**Dataset items**
* Start *

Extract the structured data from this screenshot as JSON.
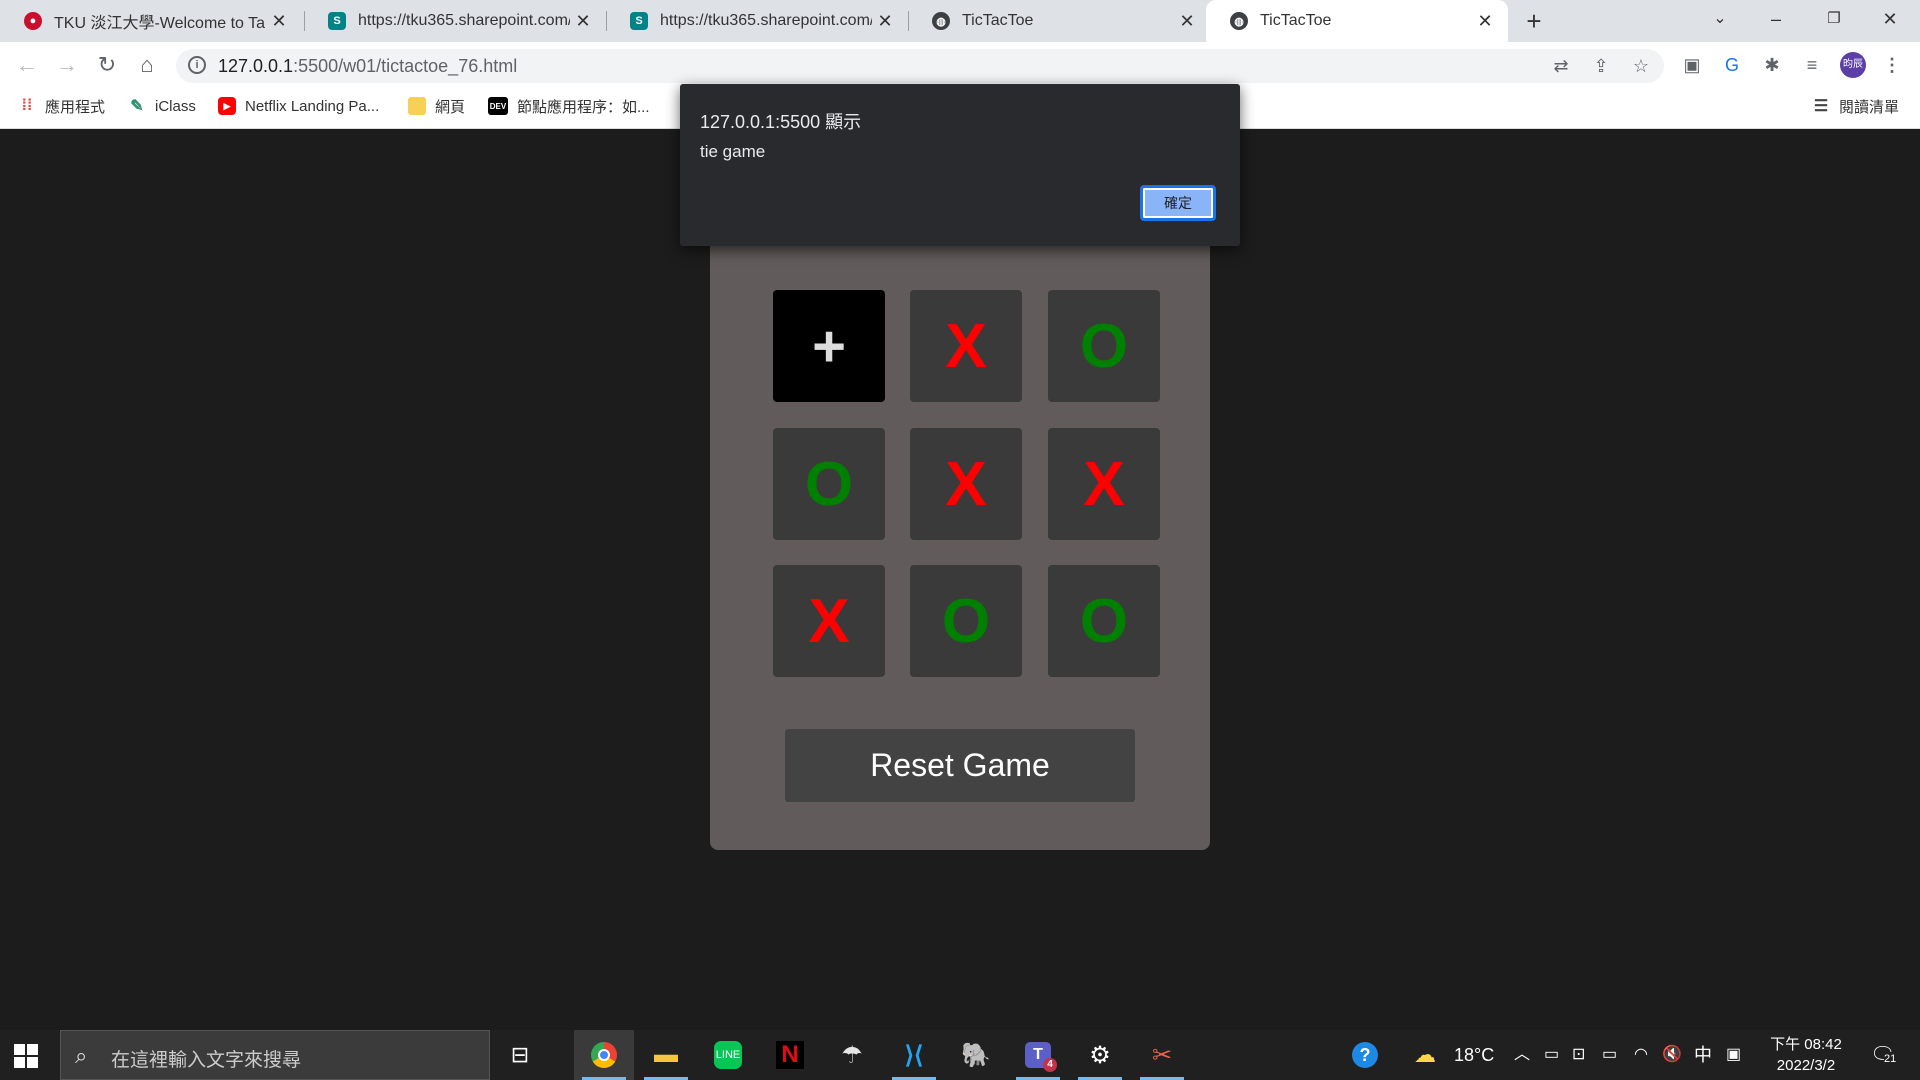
{
  "browser": {
    "tabs": [
      {
        "title": "TKU 淡江大學-Welcome to Tam",
        "favicon": "tku-logo-icon"
      },
      {
        "title": "https://tku365.sharepoint.com/",
        "favicon": "sharepoint-icon"
      },
      {
        "title": "https://tku365.sharepoint.com/",
        "favicon": "sharepoint-icon"
      },
      {
        "title": "TicTacToe",
        "favicon": "globe-icon"
      },
      {
        "title": "TicTacToe",
        "favicon": "globe-icon",
        "active": true
      }
    ],
    "url": "127.0.0.1:5500/w01/tictactoe_76.html",
    "url_host": "127.0.0.1",
    "url_rest": ":5500/w01/tictactoe_76.html",
    "profile_initials": "昀辰",
    "bookmarks": [
      {
        "label": "應用程式",
        "icon": "apps-grid-icon"
      },
      {
        "label": "iClass",
        "icon": "iclass-icon"
      },
      {
        "label": "Netflix Landing Pa...",
        "icon": "youtube-icon"
      },
      {
        "label": "網頁",
        "icon": "folder-icon"
      },
      {
        "label": "節點應用程序：如...",
        "icon": "dev-icon"
      }
    ],
    "reading_list": "閱讀清單",
    "dev_badge": "DEV"
  },
  "dialog": {
    "origin": "127.0.0.1:5500 顯示",
    "message": "tie game",
    "ok_label": "確定"
  },
  "game": {
    "board": [
      "+",
      "X",
      "O",
      "O",
      "X",
      "X",
      "X",
      "O",
      "O"
    ],
    "reset_label": "Reset Game",
    "colors": {
      "x": "#ff0000",
      "o": "#008000",
      "card": "#615b5b",
      "cell": "#3a3a3a"
    }
  },
  "taskbar": {
    "search_placeholder": "在這裡輸入文字來搜尋",
    "temperature": "18°C",
    "ime": "中",
    "time": "下午 08:42",
    "date": "2022/3/2",
    "notification_count": "21",
    "teams_badge": "4"
  }
}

* End *

**JOB**
Reproduce the full listing faithfully, but do not carry over any pictures.

**SOLVED EXERCISE**
Extract the structured data from this screenshot as JSON.
{
  "browser": {
    "tabs": [
      {
        "title": "TKU 淡江大學-Welcome to Tam",
        "favicon": "tku-logo-icon"
      },
      {
        "title": "https://tku365.sharepoint.com/",
        "favicon": "sharepoint-icon"
      },
      {
        "title": "https://tku365.sharepoint.com/",
        "favicon": "sharepoint-icon"
      },
      {
        "title": "TicTacToe",
        "favicon": "globe-icon"
      },
      {
        "title": "TicTacToe",
        "favicon": "globe-icon",
        "active": true
      }
    ],
    "url": "127.0.0.1:5500/w01/tictactoe_76.html",
    "url_host": "127.0.0.1",
    "url_rest": ":5500/w01/tictactoe_76.html",
    "profile_initials": "昀辰",
    "bookmarks": [
      {
        "label": "應用程式",
        "icon": "apps-grid-icon"
      },
      {
        "label": "iClass",
        "icon": "iclass-icon"
      },
      {
        "label": "Netflix Landing Pa...",
        "icon": "youtube-icon"
      },
      {
        "label": "網頁",
        "icon": "folder-icon"
      },
      {
        "label": "節點應用程序：如...",
        "icon": "dev-icon"
      }
    ],
    "reading_list": "閱讀清單",
    "dev_badge": "DEV"
  },
  "dialog": {
    "origin": "127.0.0.1:5500 顯示",
    "message": "tie game",
    "ok_label": "確定"
  },
  "game": {
    "board": [
      "+",
      "X",
      "O",
      "O",
      "X",
      "X",
      "X",
      "O",
      "O"
    ],
    "reset_label": "Reset Game",
    "colors": {
      "x": "#ff0000",
      "o": "#008000",
      "card": "#615b5b",
      "cell": "#3a3a3a"
    }
  },
  "taskbar": {
    "search_placeholder": "在這裡輸入文字來搜尋",
    "temperature": "18°C",
    "ime": "中",
    "time": "下午 08:42",
    "date": "2022/3/2",
    "notification_count": "21",
    "teams_badge": "4"
  }
}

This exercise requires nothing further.